→ STATED EXERCISE:
Single out the lines that include the word "JSON". Copy them.

* Start PROVIDED RECORDS *

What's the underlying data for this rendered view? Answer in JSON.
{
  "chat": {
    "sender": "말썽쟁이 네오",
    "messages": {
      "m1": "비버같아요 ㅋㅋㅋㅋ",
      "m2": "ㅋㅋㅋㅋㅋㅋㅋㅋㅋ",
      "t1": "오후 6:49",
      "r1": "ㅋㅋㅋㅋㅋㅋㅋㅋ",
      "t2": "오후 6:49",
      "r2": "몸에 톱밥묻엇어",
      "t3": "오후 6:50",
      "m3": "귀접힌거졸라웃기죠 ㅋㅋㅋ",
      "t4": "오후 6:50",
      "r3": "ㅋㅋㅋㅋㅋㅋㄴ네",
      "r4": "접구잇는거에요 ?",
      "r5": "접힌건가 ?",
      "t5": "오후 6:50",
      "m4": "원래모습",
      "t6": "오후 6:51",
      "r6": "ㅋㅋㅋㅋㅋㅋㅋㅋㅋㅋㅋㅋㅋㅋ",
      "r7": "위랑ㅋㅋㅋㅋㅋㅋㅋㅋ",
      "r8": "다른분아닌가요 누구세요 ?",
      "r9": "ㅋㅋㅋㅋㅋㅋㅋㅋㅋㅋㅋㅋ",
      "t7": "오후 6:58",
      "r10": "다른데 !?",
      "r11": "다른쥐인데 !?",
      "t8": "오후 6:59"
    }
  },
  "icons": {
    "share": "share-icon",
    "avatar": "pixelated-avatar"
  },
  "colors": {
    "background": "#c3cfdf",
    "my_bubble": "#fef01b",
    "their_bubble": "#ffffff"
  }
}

* End PROVIDED RECORDS *
* Start PROVIDED RECORDS *

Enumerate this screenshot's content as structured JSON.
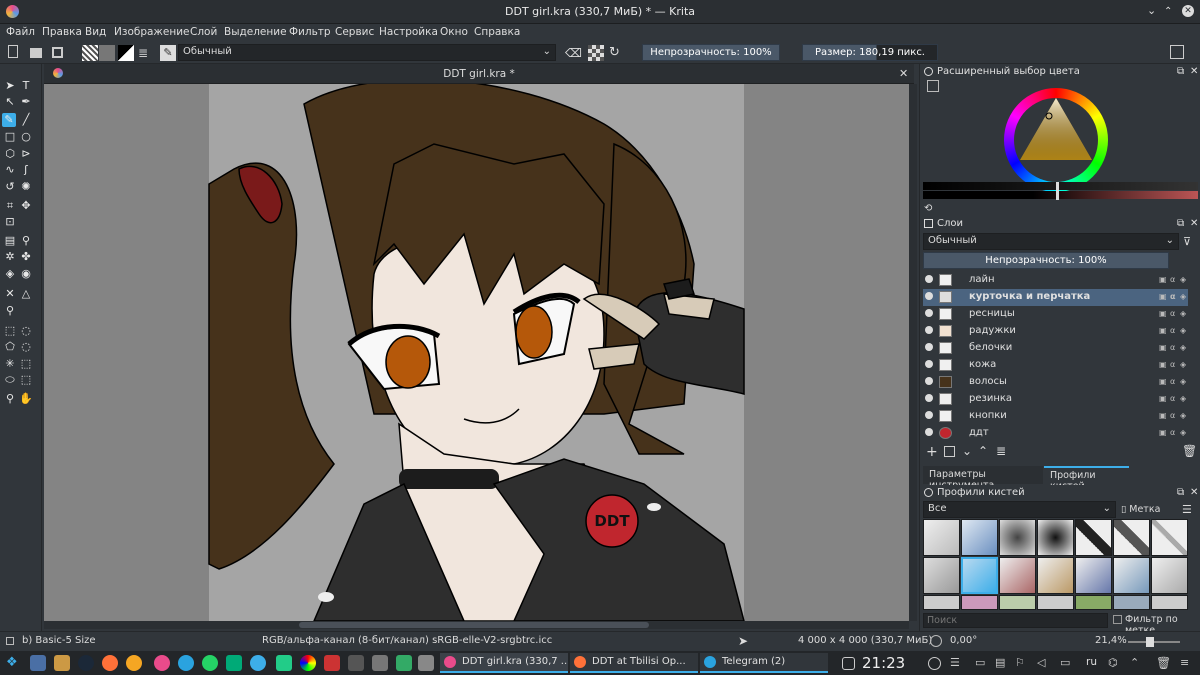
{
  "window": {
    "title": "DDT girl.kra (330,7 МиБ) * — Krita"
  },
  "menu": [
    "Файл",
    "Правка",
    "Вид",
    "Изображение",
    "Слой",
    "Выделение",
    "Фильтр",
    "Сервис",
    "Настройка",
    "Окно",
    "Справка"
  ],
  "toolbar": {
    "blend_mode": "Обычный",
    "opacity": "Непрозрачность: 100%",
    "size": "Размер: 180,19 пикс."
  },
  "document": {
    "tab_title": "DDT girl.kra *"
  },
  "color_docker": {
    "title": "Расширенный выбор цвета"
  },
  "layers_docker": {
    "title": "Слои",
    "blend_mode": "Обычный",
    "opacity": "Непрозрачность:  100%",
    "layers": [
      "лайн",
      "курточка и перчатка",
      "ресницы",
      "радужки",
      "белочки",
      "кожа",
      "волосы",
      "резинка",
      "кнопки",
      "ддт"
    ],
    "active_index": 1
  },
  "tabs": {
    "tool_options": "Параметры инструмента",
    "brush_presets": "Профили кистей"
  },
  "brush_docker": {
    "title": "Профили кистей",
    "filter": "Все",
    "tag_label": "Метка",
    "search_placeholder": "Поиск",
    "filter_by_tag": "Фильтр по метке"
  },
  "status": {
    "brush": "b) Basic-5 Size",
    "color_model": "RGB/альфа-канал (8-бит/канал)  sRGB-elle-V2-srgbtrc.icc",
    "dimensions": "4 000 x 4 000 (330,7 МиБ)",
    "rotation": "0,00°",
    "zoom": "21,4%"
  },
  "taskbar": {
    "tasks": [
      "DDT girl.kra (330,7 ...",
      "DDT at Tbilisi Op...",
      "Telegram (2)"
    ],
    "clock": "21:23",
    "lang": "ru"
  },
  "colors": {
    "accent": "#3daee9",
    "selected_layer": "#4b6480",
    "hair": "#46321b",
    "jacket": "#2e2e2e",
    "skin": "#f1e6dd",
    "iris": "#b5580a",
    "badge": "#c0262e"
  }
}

* End PROVIDED RECORDS *

→ IN RESPONSE:
What's the underlying data for this rendered view? Answer in JSON.
Enumerate this screenshot's content as structured JSON.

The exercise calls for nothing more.